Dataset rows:
(begin)

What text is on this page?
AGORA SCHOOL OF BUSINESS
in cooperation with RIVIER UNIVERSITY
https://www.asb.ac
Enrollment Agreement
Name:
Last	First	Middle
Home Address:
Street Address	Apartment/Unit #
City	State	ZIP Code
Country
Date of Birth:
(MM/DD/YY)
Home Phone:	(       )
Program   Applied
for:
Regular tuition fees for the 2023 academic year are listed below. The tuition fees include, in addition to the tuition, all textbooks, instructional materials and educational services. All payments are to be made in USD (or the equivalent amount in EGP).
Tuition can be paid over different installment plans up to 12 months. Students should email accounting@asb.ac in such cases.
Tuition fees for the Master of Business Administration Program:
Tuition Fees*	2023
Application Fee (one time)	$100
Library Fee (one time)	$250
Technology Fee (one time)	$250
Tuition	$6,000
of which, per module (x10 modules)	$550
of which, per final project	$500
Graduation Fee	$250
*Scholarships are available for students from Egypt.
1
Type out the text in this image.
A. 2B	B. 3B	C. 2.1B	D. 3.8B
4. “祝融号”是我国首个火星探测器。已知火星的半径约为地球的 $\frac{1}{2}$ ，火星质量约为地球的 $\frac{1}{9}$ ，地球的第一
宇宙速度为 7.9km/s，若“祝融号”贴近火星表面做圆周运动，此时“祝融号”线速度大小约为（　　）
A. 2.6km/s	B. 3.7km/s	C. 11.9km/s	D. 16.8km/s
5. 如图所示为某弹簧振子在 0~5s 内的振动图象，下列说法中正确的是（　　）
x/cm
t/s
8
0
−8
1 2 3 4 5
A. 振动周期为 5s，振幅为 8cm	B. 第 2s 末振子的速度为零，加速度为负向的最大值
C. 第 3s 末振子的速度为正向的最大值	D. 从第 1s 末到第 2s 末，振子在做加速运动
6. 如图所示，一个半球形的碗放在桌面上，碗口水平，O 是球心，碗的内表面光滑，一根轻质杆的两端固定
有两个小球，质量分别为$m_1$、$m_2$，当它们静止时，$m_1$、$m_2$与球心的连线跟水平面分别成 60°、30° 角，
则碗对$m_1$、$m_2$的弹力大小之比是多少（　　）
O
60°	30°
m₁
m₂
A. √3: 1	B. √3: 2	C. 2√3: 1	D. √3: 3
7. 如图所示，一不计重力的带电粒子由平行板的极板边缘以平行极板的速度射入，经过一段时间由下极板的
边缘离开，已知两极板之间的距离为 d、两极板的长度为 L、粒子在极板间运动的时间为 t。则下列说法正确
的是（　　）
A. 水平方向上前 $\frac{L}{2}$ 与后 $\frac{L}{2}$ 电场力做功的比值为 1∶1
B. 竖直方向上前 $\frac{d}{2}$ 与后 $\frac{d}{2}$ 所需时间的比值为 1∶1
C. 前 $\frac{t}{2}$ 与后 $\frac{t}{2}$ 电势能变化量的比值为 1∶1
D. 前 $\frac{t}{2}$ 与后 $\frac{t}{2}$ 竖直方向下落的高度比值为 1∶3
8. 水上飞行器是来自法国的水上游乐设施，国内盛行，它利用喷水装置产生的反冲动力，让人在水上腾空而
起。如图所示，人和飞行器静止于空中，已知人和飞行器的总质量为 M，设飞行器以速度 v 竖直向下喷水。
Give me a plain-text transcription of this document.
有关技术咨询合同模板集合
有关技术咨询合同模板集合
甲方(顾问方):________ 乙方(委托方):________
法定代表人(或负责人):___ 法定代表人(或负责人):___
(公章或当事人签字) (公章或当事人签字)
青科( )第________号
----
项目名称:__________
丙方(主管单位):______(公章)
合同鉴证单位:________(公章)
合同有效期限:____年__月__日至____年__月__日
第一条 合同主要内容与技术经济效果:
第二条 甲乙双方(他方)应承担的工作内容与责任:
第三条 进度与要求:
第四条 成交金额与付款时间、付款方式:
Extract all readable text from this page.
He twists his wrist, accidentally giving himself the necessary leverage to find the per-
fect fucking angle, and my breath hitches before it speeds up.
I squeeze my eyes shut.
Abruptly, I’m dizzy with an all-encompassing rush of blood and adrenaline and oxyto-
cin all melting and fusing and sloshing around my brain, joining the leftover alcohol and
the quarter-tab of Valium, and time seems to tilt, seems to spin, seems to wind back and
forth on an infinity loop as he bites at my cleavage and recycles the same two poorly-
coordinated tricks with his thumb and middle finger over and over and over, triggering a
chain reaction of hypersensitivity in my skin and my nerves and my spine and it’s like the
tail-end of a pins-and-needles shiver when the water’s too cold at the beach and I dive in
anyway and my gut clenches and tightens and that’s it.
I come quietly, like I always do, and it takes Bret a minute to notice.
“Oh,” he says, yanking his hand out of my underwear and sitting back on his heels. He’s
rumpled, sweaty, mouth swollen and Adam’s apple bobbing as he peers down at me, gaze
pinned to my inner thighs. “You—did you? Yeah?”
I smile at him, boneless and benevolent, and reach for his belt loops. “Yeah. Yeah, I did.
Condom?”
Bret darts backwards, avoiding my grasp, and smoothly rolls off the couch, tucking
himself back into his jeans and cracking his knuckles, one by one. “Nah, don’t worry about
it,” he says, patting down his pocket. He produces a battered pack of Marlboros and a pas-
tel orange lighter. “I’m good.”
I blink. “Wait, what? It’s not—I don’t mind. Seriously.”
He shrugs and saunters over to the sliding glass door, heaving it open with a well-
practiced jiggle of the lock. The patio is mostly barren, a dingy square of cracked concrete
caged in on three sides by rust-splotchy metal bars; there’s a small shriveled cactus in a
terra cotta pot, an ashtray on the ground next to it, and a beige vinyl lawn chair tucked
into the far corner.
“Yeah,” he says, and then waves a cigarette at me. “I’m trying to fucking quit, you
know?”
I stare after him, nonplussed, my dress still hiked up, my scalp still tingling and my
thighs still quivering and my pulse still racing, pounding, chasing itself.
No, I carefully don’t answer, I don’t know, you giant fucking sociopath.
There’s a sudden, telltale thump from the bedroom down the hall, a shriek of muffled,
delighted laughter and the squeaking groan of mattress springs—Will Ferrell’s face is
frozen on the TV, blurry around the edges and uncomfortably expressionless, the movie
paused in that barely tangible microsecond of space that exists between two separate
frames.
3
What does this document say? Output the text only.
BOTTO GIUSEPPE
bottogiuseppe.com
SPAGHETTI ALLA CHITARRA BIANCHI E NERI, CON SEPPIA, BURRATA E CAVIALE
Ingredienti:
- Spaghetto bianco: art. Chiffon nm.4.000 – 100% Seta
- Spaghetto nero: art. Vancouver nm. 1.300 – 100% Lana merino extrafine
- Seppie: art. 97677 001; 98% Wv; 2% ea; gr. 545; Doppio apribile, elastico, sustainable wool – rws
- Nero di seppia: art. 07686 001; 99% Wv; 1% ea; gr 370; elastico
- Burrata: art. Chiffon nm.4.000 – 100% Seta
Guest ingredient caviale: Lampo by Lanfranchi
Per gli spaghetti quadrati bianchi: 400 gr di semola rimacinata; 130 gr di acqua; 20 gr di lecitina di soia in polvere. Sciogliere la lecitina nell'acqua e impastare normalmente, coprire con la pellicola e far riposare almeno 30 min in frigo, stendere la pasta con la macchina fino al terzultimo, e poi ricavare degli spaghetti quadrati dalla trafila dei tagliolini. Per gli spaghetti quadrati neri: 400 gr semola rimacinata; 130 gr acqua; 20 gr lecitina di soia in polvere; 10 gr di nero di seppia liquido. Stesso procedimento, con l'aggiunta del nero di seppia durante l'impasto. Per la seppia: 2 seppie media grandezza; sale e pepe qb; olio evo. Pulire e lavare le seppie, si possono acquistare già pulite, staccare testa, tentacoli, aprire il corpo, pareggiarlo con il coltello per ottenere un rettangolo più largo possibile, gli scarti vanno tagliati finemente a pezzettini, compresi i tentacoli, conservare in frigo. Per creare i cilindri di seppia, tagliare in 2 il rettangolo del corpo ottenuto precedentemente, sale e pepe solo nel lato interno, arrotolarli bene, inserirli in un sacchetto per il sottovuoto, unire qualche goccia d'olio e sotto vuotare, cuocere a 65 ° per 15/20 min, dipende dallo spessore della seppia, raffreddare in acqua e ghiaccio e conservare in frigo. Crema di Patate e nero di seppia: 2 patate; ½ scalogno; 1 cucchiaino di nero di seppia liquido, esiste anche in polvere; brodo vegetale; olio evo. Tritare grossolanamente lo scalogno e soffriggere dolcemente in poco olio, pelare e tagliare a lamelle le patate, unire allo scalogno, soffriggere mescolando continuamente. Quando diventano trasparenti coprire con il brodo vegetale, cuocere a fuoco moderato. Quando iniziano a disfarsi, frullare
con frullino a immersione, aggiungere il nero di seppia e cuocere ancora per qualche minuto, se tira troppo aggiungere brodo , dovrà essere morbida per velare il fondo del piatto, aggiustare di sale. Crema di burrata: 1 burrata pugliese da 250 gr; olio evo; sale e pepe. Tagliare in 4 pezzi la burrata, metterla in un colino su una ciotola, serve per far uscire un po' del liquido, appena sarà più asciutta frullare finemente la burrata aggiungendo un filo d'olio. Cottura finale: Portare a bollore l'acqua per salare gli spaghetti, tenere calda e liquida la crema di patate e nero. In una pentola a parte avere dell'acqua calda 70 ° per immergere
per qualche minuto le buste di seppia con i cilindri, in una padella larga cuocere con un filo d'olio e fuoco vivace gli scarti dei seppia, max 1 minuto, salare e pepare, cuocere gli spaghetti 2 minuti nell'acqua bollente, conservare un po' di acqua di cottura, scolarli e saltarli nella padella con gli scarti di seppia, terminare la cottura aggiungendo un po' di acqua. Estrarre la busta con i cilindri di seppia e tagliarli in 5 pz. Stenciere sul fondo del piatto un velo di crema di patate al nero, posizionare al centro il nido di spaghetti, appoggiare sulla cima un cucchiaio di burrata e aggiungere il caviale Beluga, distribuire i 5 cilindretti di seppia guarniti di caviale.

(end)

GOAL OF THE EXERCISE →
Return, from the data, each line that has the word "Yeah" in it.

OUTPUT FOR THIS EXERCISE →
pinned to my inner thighs. “You—did you? Yeah?”
I smile at him, boneless and benevolent, and reach for his belt loops. “Yeah. Yeah, I did.
“Yeah,” he says, and then waves a cigarette at me. “I’m trying to fucking quit, you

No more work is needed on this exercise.